• 設問:
**a)** B棟の紹介文によると、B棟の入り口はどの方角にあるか。
**b)** B棟の紹介文で「これによって部分的に高さが」から始まる段落を、主な事実を残して短くまとめてください。

• 本文:
————

B棟があるのは、分譲地内のちょうど中央付近。特に印象的なのは建物の真ん中に設けられた玄関とその上に位置する大きな窓ではないでしょうか。B棟の入り口は東側にあるという点だけでも、A棟とは間取りがまったく異なることがわかります。ここではB棟ならではの特徴をご紹介。この家だったらどのように過ごすか、ご自身の暮らし方をイメージしてみてください。
■外観:越屋根
まずB棟の特徴のひとつが屋根のつくり。室内からみるとよく分かるのですが、大きな屋根のうえに、小さな屋根がついているような見た目をしています。これは日本伝統の家屋である『からぶき屋根』にみられる形状です。
これによって部分的に高さが確保できるので、吹き抜けのような開放感がうまれます。加えて注目してほしいのは、天井に対して窓が垂直に設けられていること。天窓のような直射ではなく、やわらかく陽の光を取り入れることができるようになっています。

————

• データ抜粋:
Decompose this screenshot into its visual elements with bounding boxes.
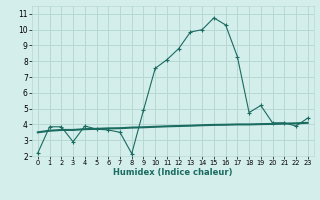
X-axis label: Humidex (Indice chaleur): Humidex (Indice chaleur) <box>113 168 233 177</box>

————

• 解答:
**a)** 東側にある。

**b)** 部分的に高さが確保できるため、吹き抜けのような開放感がうまれる。また、窓が天井に対して垂直に設けられており、天窓のような直射ではなく、やわらかく陽の光を取り入れられる。